• **STORED RECORDS**:
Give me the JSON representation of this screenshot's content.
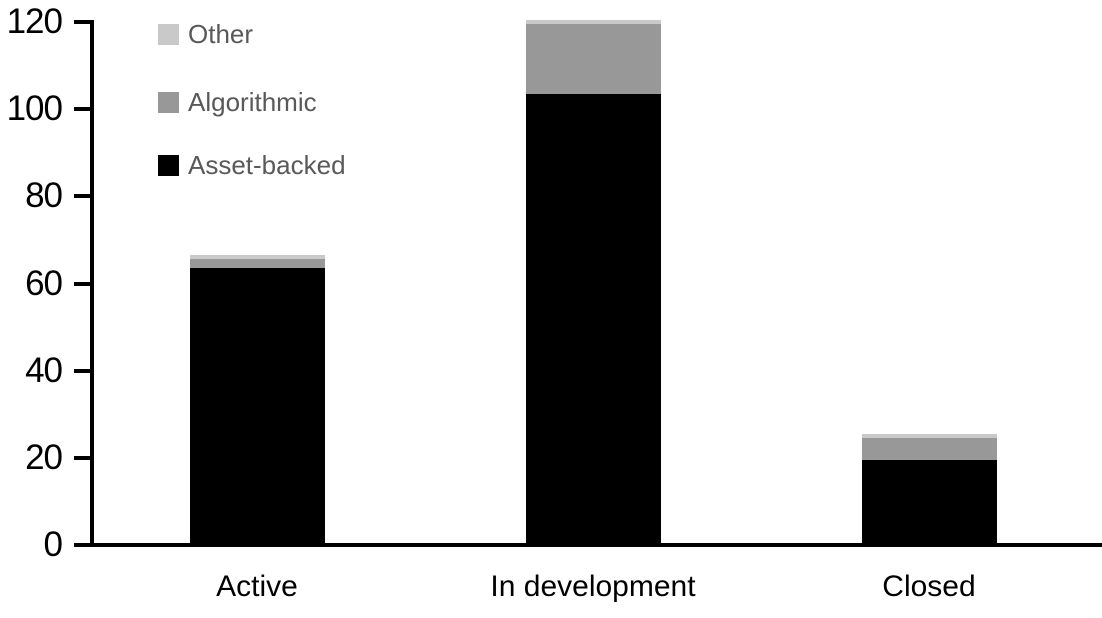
{
  "chart_data": {
    "type": "bar",
    "stacked": true,
    "title": "",
    "xlabel": "",
    "ylabel": "",
    "categories": [
      "Active",
      "In development",
      "Closed"
    ],
    "series": [
      {
        "name": "Asset-backed",
        "color": "#000000",
        "values": [
          63,
          103,
          19
        ]
      },
      {
        "name": "Algorithmic",
        "color": "#989898",
        "values": [
          2,
          16,
          5
        ]
      },
      {
        "name": "Other",
        "color": "#c9c9c9",
        "values": [
          1,
          1,
          1
        ]
      }
    ],
    "ylim": [
      0,
      120
    ],
    "yticks": [
      0,
      20,
      40,
      60,
      80,
      100,
      120
    ],
    "grid": false,
    "legend_position": "top-left",
    "legend_order": [
      "Other",
      "Algorithmic",
      "Asset-backed"
    ]
  },
  "colors": {
    "background": "#ffffff",
    "axis": "#000000",
    "axis_label_text": "#000000",
    "category_label_text": "#000000",
    "legend_text": "#595959"
  }
}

• **THE PROBLEM**:
Which lines above contain the word "name"? Copy each of them.

• **TASK OUTPUT**:
        "name": "Asset-backed",
        "name": "Algorithmic",
        "name": "Other",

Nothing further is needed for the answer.